__What this task involves__.
Collect all lines from the records below that include the word "NGÀNH".

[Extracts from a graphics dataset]
━━━━━━━━━━━━━━━━

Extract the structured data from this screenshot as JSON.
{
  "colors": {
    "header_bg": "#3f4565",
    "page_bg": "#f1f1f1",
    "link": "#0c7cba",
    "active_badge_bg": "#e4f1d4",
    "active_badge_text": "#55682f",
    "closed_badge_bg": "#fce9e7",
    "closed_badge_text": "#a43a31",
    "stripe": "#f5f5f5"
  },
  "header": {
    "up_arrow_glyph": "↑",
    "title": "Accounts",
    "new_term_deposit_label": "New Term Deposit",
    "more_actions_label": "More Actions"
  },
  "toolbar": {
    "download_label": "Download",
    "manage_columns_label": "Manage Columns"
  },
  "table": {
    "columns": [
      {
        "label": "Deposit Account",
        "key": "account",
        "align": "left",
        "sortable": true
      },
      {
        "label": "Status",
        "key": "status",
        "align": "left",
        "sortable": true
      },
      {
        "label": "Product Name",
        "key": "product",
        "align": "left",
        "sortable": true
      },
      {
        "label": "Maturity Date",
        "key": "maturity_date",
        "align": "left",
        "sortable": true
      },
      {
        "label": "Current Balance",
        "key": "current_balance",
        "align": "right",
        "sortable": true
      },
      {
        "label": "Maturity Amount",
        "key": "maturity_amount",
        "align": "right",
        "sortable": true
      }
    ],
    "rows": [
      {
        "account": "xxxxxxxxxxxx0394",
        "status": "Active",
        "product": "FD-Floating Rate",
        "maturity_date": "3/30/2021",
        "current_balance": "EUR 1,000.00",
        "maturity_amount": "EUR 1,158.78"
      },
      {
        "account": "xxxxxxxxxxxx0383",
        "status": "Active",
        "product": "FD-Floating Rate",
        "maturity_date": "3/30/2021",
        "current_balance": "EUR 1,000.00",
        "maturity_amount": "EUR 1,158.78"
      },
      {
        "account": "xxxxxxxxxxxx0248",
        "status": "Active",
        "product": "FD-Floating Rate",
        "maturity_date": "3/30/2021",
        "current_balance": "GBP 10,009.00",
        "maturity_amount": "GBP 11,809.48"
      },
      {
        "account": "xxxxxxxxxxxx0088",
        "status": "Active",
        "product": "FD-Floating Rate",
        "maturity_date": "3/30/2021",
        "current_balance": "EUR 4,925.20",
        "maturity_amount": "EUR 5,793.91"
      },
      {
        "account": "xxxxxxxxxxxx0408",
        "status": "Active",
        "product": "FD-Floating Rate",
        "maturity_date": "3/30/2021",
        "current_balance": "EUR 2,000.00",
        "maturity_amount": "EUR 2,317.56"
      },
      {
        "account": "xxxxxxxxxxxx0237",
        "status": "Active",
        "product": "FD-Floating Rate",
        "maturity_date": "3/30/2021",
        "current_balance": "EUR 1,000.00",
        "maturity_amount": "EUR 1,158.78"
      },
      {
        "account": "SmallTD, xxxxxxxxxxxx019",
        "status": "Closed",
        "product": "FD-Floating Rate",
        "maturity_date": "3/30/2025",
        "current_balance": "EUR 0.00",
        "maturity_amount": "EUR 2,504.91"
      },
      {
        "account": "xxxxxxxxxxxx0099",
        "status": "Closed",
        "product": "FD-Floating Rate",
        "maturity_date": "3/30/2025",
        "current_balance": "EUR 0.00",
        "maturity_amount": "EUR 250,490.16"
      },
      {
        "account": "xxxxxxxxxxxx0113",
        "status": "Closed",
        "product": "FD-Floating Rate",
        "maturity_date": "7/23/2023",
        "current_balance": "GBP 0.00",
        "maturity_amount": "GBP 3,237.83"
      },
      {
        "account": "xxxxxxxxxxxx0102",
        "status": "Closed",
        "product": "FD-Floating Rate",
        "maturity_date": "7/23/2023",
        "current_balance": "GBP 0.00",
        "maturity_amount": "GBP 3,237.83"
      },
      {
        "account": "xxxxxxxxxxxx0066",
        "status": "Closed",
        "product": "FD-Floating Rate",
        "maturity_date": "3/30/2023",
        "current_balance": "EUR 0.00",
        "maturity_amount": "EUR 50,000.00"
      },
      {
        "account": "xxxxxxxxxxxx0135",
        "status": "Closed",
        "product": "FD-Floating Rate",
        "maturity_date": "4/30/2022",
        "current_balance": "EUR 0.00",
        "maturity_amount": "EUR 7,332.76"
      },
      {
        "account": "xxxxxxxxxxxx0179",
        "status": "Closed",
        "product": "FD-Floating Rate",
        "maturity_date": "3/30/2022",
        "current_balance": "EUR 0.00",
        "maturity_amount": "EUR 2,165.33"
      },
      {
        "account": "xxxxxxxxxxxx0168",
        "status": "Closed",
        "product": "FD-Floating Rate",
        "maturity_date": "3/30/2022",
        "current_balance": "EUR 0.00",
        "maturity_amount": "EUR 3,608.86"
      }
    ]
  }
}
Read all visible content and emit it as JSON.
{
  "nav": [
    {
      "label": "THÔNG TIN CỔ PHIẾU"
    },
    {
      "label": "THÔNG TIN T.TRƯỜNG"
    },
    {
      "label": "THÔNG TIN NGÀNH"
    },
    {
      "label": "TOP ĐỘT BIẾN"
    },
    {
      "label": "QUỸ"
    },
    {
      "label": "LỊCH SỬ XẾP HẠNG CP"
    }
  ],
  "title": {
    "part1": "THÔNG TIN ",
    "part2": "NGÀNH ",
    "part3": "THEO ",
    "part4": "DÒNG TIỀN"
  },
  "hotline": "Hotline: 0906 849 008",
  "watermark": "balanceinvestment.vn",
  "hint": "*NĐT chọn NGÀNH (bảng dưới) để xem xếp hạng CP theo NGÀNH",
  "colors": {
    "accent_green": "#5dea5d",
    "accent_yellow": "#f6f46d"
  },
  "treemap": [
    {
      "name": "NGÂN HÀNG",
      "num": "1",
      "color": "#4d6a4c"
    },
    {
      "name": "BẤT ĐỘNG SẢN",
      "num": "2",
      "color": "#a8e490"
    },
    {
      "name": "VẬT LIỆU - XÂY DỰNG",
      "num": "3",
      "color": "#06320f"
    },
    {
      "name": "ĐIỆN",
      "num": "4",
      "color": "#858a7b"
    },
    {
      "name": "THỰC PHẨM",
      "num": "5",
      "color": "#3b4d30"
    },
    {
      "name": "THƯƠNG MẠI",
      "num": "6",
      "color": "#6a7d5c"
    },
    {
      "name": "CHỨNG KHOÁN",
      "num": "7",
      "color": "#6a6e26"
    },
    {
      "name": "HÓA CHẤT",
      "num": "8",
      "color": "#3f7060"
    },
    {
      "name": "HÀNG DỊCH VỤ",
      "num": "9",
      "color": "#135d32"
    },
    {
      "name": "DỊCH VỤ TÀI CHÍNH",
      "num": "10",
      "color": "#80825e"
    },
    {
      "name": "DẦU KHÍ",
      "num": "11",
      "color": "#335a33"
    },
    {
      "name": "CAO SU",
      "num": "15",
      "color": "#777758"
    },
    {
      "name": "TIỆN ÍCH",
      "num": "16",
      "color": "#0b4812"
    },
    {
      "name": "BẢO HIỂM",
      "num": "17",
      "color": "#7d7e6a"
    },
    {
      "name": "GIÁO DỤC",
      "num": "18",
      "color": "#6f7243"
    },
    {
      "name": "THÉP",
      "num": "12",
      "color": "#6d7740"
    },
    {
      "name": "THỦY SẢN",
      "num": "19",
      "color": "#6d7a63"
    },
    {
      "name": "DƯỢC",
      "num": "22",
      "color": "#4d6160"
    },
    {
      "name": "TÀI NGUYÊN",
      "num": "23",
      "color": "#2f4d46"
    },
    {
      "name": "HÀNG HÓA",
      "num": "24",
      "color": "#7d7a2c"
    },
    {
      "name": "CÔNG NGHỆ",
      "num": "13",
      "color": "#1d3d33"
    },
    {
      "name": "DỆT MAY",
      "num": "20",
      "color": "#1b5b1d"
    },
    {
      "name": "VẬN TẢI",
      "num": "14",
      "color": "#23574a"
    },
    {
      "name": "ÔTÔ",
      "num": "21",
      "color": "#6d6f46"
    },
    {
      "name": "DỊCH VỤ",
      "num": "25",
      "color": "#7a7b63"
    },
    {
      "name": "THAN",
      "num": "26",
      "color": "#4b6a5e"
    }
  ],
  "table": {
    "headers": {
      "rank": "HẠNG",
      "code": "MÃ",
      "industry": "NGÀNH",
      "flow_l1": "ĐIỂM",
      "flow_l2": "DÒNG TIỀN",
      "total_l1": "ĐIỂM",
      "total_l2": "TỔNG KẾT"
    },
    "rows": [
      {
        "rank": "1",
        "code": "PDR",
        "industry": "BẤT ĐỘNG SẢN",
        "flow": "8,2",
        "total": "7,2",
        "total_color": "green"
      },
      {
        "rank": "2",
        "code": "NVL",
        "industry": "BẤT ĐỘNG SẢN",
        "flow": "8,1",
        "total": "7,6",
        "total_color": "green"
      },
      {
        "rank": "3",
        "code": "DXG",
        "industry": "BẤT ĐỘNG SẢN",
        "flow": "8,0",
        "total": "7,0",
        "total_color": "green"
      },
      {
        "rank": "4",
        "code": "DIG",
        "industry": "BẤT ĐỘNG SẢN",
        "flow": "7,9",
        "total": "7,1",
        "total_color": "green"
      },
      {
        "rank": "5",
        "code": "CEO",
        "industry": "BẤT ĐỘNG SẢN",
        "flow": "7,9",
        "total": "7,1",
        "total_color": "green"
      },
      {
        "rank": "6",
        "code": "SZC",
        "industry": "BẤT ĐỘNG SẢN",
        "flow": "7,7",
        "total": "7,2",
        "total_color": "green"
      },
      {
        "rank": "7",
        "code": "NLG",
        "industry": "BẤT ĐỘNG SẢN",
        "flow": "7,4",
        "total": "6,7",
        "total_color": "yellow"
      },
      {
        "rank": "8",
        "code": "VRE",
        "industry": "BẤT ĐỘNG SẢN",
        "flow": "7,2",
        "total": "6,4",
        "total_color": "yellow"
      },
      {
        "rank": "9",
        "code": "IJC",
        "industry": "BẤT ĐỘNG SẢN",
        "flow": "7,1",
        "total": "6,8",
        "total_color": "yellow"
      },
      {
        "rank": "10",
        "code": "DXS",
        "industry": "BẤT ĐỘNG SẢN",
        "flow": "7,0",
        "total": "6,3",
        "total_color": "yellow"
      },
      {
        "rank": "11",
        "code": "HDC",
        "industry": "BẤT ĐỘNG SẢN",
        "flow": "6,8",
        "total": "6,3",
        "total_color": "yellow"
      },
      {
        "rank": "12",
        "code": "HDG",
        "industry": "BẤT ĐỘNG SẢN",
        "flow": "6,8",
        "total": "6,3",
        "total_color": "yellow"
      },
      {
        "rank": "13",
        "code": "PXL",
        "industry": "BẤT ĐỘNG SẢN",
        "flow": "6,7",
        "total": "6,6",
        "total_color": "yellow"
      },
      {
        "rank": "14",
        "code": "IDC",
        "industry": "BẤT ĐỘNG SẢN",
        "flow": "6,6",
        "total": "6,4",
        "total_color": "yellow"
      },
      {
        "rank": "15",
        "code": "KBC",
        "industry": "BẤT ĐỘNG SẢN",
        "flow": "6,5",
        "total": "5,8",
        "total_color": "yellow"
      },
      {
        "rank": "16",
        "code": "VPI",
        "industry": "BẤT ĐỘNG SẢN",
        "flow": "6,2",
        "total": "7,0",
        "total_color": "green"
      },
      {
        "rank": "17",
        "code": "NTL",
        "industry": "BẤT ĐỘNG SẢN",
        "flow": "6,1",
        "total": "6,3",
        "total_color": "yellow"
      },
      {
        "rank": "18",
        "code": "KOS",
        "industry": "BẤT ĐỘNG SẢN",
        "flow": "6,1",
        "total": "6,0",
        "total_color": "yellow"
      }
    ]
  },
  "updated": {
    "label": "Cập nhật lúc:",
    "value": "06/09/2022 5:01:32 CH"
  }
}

━━━━━━━━━━━━━━━━

__Solution__.
      "label": "THÔNG TIN NGÀNH"
    "part2": "NGÀNH ",
  "hint": "*NĐT chọn NGÀNH (bảng dưới) để xem xếp hạng CP theo NGÀNH",
      "industry": "NGÀNH",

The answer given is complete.